(Dataset rows about figures)
----

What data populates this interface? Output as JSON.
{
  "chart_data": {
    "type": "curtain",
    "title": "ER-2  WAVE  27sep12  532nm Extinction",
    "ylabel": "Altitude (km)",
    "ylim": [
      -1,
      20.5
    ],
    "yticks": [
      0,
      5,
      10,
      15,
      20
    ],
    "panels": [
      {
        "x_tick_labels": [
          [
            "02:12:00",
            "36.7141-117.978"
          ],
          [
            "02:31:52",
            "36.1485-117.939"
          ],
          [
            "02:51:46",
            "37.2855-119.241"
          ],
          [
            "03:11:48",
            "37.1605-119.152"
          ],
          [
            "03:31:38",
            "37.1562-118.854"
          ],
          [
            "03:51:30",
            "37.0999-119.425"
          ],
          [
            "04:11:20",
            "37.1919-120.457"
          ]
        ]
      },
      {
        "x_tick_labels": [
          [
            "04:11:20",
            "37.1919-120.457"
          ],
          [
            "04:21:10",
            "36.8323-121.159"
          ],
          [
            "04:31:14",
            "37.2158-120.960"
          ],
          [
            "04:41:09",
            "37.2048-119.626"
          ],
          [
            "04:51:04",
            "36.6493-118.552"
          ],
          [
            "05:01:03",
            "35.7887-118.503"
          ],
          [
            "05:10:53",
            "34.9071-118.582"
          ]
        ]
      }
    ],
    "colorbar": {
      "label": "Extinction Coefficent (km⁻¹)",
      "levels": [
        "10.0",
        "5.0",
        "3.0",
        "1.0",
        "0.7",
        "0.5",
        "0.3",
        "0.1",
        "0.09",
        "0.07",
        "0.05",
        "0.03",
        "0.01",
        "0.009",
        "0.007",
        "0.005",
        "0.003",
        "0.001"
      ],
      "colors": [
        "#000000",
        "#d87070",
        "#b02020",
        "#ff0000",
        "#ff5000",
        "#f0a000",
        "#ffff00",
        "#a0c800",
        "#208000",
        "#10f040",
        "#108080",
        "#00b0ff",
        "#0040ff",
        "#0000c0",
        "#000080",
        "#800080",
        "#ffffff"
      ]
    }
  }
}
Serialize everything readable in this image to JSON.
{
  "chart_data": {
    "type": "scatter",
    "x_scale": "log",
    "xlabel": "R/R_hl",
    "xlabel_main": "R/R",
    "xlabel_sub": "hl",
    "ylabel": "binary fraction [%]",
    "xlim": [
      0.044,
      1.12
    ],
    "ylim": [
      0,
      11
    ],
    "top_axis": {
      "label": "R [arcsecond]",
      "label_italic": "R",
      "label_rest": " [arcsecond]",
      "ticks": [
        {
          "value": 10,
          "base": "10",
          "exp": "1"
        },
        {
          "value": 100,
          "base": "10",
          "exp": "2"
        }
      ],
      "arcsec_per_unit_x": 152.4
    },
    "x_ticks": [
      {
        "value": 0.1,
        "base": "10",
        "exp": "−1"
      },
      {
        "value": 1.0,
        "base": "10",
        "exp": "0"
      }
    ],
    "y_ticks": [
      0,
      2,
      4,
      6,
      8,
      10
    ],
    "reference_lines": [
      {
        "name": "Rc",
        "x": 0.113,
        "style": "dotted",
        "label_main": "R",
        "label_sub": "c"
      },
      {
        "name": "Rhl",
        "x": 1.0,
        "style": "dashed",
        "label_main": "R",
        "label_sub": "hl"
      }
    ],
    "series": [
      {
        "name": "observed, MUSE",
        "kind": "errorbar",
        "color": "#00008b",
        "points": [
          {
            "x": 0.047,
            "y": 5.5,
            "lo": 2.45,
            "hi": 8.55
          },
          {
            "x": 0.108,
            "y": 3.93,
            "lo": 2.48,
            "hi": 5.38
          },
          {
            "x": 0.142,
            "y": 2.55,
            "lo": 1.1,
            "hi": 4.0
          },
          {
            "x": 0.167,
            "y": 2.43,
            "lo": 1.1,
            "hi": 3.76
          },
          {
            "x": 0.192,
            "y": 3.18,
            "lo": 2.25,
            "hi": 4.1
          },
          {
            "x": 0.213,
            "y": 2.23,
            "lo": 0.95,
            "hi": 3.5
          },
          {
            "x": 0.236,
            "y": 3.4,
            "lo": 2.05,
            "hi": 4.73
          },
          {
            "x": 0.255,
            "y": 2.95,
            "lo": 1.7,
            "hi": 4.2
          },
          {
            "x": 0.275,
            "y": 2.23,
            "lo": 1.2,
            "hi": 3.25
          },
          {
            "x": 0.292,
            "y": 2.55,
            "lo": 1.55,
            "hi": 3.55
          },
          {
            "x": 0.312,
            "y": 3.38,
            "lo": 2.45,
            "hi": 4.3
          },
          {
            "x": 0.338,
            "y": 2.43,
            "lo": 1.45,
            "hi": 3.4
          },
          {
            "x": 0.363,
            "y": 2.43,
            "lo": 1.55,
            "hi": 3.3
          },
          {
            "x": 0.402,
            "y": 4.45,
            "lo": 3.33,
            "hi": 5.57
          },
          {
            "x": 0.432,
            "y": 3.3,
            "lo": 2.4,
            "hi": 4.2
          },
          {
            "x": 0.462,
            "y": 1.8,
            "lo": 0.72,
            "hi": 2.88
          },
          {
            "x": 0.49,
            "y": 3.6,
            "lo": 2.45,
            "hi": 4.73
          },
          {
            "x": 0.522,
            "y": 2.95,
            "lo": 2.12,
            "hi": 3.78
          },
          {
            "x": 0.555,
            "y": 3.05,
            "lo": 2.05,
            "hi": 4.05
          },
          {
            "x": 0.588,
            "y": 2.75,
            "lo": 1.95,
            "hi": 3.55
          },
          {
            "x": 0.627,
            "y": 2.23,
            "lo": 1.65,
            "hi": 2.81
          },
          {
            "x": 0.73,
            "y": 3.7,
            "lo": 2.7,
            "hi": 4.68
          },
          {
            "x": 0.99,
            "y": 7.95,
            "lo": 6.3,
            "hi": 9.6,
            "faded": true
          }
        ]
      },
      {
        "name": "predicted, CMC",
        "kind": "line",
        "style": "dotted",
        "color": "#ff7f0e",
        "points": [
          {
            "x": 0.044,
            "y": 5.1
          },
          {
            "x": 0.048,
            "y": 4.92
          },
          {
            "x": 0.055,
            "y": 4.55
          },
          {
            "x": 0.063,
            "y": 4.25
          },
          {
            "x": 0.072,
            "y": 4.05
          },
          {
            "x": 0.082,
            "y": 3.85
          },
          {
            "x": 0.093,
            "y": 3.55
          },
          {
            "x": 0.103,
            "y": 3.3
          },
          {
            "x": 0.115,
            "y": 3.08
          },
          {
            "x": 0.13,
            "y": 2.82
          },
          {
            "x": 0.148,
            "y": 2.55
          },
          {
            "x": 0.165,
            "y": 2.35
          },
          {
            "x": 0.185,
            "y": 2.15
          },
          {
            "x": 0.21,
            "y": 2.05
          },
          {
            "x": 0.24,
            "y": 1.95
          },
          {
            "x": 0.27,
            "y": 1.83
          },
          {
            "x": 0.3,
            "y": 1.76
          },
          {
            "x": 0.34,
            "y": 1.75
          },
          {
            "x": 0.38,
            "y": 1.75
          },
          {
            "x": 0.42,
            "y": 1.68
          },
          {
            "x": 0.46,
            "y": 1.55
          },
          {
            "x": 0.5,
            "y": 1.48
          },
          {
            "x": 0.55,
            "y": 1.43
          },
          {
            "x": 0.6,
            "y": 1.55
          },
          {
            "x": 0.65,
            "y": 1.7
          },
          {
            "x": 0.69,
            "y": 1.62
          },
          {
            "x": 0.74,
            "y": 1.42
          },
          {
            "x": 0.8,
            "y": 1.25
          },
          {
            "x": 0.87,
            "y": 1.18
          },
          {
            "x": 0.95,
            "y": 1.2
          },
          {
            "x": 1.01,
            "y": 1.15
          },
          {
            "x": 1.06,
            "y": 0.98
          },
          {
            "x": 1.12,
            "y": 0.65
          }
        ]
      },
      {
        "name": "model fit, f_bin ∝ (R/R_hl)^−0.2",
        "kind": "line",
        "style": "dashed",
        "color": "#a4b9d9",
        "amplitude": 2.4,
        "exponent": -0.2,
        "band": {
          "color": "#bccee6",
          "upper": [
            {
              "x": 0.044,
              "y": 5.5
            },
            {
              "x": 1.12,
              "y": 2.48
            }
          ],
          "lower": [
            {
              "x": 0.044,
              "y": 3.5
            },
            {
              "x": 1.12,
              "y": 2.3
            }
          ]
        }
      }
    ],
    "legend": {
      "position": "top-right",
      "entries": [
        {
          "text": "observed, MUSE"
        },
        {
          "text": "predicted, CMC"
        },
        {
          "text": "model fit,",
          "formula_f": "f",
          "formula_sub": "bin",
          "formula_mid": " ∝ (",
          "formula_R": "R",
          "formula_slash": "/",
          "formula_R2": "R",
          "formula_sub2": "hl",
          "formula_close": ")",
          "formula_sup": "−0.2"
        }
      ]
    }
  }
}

----

- _WORK INSTRUCTIONS_
Look through the listing and extract every line with "this" in it.

- _FINAL RESULT_
What data populates this interface? Output as JSON.
Serialize everything readable in this image to JSON.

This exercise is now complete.